_PROBLEM STATEMENT_
Find the lines that hold the word "иные" and return them.
--- RAW RECORDS ---
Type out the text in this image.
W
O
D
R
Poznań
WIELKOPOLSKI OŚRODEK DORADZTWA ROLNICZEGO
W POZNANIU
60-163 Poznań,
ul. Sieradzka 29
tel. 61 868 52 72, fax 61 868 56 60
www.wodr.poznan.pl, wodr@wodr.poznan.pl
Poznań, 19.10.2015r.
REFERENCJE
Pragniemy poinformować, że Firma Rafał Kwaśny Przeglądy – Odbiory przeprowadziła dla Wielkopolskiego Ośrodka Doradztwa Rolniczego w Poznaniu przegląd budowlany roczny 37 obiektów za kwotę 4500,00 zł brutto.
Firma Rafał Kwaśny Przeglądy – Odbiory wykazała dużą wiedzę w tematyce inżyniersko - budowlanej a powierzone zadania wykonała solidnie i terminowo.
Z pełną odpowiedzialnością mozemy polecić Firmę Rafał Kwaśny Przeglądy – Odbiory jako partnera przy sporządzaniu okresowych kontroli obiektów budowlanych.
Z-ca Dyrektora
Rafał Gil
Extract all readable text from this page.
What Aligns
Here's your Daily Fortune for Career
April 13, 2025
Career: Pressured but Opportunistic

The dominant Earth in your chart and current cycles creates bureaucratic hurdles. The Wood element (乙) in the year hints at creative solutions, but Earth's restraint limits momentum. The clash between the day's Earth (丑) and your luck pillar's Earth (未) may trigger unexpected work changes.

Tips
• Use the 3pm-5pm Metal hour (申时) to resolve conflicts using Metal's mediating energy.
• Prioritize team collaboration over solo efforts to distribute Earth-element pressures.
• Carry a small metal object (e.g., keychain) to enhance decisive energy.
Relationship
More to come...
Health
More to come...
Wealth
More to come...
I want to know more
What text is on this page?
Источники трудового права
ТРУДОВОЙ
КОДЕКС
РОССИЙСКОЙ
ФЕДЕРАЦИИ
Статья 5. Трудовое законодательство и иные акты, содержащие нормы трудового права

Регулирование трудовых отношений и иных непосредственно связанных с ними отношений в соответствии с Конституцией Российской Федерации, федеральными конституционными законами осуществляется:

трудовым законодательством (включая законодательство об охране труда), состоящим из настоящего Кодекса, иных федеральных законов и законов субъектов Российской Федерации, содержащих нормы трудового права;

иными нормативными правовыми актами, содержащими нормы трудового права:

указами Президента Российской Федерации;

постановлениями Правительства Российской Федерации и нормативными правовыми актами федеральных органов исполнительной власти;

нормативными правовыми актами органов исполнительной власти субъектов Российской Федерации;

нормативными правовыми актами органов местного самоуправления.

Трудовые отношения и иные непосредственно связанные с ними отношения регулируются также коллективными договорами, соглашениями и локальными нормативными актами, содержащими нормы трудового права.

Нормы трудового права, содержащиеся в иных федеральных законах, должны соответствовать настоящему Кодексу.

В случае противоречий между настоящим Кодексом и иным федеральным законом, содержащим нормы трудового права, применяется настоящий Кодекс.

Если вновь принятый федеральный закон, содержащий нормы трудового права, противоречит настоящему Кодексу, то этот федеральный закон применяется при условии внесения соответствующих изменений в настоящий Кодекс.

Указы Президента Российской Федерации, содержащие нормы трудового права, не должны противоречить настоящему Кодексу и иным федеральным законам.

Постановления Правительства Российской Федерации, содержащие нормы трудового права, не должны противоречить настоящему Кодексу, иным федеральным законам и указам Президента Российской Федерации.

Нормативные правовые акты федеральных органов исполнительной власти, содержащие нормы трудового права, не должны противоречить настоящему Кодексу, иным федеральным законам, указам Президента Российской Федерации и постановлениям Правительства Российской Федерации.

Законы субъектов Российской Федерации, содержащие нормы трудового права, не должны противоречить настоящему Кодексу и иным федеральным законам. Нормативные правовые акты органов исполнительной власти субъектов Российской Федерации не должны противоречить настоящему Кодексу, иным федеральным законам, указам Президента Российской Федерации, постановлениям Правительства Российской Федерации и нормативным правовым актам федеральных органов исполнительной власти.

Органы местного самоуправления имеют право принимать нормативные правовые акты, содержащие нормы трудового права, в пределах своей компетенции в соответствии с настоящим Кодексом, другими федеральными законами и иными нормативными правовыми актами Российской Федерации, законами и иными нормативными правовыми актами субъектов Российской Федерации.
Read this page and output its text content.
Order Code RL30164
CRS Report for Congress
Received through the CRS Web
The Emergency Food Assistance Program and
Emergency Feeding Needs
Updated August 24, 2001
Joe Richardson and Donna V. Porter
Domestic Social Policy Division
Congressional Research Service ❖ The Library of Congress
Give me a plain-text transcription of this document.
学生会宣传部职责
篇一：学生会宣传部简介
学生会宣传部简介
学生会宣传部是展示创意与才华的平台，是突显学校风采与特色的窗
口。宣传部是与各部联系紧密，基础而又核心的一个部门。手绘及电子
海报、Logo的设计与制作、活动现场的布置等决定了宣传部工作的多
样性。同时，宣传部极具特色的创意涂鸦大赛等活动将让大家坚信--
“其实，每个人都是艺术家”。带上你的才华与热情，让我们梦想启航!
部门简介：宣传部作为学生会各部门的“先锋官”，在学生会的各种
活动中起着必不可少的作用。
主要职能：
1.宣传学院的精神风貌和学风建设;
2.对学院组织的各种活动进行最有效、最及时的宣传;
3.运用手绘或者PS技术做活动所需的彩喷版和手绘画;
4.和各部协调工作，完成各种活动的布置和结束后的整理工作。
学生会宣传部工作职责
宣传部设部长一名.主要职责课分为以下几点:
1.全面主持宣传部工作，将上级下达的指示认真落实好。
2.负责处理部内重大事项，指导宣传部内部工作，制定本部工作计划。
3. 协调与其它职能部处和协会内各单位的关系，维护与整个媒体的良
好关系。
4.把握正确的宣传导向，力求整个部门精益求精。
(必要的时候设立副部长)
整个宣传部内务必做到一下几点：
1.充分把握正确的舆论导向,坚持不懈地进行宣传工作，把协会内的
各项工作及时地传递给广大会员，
---
_REPLY_
Статья 5. Трудовое законодательство и иные акты, содержащие нормы трудового права
Трудовые отношения и иные непосредственно связанные с ними отношения регулируются также коллективными договорами, соглашениями и локальными нормативными актами, содержащими нормы трудового права.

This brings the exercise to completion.